> [LISTING]

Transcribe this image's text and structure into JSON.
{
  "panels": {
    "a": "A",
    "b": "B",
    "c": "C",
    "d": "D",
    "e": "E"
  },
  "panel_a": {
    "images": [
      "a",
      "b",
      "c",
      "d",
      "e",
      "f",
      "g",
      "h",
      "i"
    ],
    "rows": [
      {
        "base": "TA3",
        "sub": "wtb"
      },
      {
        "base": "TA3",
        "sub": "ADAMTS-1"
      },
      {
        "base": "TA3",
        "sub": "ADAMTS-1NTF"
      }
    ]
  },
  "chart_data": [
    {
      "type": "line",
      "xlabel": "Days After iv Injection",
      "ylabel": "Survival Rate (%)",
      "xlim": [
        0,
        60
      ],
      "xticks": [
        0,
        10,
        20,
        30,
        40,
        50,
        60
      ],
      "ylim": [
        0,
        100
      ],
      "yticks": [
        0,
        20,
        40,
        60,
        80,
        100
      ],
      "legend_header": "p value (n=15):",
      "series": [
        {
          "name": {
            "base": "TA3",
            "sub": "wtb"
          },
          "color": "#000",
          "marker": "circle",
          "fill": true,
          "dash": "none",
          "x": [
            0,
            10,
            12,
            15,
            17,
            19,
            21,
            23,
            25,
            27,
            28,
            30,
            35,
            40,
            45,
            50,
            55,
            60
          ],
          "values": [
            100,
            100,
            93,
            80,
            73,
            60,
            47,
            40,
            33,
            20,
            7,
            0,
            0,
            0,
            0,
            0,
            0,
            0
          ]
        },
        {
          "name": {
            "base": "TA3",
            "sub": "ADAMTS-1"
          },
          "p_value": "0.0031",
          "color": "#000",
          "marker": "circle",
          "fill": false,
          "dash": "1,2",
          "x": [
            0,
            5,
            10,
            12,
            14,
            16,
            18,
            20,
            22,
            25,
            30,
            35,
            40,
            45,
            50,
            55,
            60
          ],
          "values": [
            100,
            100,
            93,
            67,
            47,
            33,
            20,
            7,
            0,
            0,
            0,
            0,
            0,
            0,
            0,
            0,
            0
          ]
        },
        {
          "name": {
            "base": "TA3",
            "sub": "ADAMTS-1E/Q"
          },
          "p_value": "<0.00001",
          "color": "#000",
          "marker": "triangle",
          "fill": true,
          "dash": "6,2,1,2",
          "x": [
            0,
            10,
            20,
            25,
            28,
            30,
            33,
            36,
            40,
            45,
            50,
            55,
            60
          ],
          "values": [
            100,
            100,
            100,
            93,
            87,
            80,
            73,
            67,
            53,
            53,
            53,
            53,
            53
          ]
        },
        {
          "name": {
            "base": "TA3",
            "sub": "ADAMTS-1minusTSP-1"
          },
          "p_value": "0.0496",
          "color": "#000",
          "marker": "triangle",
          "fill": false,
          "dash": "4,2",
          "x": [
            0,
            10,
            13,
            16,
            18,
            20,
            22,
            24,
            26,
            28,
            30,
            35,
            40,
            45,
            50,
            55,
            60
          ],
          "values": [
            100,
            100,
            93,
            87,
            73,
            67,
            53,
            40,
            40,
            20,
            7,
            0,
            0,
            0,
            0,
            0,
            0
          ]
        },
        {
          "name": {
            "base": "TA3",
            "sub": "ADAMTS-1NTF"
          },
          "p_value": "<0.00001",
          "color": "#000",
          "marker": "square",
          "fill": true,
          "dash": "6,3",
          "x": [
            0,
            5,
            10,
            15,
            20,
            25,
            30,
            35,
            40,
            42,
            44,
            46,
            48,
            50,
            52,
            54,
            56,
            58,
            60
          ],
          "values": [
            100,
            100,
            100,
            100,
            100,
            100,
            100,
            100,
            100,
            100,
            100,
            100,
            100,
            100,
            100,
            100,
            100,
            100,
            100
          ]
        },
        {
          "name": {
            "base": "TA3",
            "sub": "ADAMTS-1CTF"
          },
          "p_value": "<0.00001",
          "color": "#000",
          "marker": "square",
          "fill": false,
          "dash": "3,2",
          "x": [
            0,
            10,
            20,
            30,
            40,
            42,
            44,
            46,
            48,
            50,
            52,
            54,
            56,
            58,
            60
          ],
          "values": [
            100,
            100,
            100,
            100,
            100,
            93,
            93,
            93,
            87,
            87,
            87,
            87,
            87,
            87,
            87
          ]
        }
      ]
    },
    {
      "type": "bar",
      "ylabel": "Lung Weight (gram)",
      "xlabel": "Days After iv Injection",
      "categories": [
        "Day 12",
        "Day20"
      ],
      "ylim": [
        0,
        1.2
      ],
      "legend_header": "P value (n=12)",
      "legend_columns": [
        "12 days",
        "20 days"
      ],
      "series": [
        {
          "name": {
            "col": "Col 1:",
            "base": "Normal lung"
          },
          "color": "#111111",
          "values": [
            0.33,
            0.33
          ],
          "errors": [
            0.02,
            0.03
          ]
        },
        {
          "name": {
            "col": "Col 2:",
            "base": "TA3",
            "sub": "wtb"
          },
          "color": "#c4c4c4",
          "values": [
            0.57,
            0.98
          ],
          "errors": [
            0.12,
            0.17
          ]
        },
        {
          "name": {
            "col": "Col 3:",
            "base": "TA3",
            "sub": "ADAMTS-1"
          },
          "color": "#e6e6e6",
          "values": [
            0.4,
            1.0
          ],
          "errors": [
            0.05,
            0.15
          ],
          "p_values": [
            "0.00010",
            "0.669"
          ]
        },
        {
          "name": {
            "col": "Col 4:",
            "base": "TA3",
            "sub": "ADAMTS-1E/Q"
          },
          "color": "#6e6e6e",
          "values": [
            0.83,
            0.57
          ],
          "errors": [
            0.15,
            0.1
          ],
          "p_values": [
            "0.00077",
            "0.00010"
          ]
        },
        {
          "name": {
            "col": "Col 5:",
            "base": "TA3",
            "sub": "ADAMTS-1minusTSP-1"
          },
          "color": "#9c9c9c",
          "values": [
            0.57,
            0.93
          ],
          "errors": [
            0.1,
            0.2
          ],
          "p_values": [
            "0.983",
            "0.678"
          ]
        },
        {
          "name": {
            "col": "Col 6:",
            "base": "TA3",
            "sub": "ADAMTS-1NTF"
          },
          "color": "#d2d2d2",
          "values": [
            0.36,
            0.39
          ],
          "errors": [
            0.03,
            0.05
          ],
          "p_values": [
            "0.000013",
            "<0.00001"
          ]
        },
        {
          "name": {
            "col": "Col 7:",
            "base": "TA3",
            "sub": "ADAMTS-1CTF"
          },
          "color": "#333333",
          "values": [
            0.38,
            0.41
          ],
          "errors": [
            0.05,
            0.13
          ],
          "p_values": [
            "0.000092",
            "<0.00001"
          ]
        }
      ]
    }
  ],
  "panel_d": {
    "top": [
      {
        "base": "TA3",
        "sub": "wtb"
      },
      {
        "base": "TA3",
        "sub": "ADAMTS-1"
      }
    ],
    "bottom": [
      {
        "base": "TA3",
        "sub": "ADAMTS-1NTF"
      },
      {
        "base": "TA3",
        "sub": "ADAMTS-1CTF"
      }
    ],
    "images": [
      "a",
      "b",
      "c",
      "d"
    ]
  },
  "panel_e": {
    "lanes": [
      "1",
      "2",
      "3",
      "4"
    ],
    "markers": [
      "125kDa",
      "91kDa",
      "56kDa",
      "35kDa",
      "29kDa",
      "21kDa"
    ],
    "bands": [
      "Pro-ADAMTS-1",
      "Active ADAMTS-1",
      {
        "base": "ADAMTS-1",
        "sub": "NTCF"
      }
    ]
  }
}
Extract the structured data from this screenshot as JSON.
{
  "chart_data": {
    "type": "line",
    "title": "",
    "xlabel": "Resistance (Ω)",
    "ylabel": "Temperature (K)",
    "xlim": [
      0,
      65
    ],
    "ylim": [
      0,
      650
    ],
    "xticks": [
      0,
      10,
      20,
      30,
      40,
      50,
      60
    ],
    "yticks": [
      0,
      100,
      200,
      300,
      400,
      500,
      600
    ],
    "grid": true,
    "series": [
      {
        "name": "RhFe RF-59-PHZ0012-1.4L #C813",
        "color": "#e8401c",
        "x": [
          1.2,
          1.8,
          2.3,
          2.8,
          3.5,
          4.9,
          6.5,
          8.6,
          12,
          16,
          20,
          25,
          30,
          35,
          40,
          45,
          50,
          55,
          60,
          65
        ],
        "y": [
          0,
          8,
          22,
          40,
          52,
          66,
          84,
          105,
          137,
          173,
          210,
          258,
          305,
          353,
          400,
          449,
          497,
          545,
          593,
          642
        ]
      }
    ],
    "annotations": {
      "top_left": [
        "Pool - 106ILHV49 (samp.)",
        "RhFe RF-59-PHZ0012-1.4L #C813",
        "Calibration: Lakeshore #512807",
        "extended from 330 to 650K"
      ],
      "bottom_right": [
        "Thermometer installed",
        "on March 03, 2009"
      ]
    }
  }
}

...

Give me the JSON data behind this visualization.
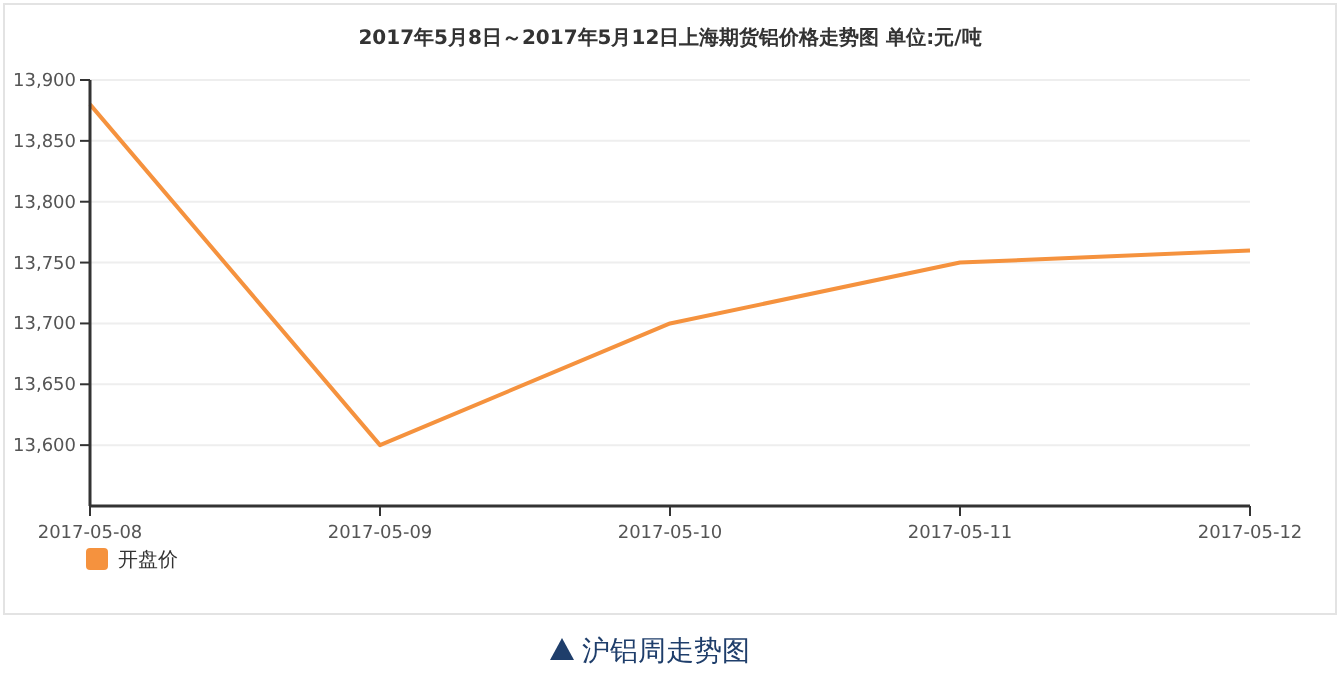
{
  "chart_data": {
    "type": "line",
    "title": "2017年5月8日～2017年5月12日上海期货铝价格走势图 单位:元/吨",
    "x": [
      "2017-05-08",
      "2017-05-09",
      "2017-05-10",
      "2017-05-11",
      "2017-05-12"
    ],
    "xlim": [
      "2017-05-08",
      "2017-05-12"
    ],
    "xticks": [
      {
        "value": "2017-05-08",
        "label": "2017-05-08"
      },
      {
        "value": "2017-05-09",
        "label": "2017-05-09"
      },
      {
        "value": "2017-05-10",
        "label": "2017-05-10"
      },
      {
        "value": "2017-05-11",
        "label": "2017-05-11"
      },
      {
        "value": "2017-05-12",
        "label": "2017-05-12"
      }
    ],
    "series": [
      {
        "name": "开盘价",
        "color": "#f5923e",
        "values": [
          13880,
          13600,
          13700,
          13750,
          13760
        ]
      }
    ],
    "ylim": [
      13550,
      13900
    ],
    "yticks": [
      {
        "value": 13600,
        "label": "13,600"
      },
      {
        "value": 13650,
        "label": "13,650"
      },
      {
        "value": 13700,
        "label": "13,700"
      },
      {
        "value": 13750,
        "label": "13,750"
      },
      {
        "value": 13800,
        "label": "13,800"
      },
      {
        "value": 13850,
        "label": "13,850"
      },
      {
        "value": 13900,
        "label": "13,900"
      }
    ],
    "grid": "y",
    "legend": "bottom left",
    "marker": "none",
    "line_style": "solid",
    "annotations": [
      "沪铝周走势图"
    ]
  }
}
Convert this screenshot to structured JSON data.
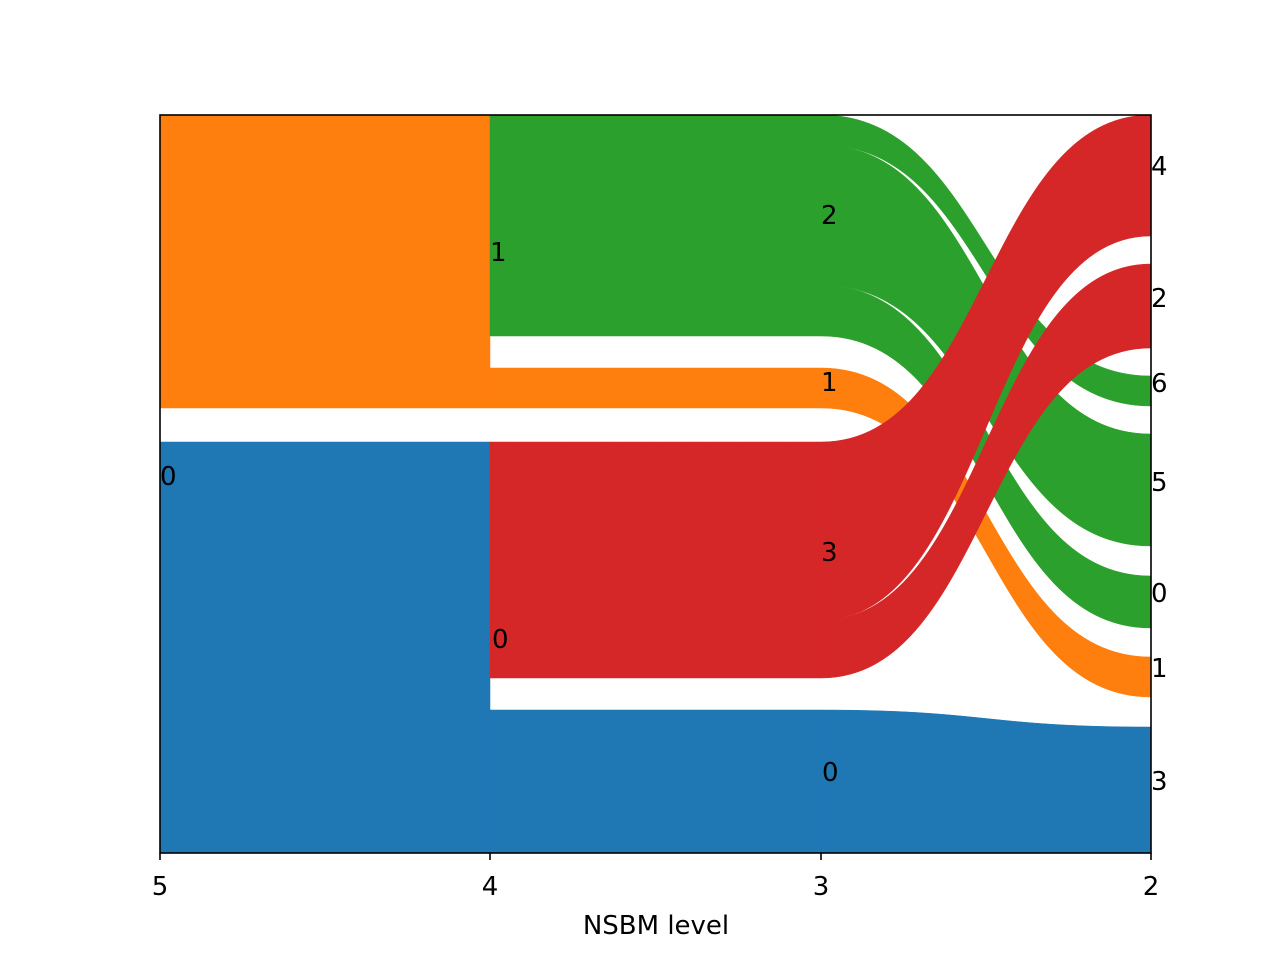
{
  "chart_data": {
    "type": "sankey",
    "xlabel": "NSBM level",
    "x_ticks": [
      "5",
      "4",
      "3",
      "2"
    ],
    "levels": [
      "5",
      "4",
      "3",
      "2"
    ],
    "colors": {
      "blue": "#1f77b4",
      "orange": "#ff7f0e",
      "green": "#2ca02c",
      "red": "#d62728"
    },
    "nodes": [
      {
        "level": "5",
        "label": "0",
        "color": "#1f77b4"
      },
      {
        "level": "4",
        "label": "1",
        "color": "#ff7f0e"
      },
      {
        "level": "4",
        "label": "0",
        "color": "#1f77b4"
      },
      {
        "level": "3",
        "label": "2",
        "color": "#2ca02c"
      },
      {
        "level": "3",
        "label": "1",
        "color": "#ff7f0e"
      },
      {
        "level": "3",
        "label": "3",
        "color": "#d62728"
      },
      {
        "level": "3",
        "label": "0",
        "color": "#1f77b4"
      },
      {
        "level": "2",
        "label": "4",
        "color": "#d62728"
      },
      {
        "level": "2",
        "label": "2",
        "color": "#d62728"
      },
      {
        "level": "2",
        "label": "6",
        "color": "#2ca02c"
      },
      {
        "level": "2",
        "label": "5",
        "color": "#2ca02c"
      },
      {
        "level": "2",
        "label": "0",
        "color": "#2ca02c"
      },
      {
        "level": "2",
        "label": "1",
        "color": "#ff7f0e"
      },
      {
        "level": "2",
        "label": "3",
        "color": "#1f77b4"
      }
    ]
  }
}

==

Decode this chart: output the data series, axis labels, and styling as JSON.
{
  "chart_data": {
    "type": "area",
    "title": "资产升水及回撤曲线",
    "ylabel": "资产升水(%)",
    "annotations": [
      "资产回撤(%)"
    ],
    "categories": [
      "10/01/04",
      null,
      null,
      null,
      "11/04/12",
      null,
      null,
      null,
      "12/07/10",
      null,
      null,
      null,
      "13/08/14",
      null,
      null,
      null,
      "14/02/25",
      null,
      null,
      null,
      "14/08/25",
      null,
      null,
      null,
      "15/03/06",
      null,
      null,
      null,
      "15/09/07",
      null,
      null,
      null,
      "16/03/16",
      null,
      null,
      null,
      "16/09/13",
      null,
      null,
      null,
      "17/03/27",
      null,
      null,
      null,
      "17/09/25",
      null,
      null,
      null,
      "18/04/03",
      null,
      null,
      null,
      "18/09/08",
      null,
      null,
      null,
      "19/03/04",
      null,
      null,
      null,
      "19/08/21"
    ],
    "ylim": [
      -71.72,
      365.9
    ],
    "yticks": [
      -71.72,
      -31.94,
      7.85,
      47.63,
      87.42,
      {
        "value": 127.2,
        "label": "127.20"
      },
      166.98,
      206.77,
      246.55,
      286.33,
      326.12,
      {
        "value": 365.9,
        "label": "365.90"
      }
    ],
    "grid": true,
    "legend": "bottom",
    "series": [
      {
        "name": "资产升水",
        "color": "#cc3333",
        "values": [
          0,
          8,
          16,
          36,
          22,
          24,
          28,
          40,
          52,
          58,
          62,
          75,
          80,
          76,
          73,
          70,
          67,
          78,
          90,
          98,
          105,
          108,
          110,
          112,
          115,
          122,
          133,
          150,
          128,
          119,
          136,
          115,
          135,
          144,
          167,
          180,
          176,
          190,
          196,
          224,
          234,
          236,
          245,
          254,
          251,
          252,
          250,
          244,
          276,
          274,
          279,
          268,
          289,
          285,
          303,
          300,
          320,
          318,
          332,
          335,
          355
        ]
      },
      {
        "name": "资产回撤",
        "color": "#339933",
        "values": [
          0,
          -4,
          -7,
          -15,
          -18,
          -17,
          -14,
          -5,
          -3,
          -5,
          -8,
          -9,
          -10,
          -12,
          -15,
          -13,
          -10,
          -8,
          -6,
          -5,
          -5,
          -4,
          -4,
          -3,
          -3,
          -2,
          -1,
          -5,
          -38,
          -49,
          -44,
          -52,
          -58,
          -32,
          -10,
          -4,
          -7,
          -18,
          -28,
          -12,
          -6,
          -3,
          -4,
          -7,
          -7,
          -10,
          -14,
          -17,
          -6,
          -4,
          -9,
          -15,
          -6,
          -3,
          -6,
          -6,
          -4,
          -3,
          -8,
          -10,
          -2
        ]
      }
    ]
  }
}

> [WHAT YOU WILL DO] Of the lines in the material above, state how many contain the string "from"; give no other text.

> [SOLVED EXERCISE] 2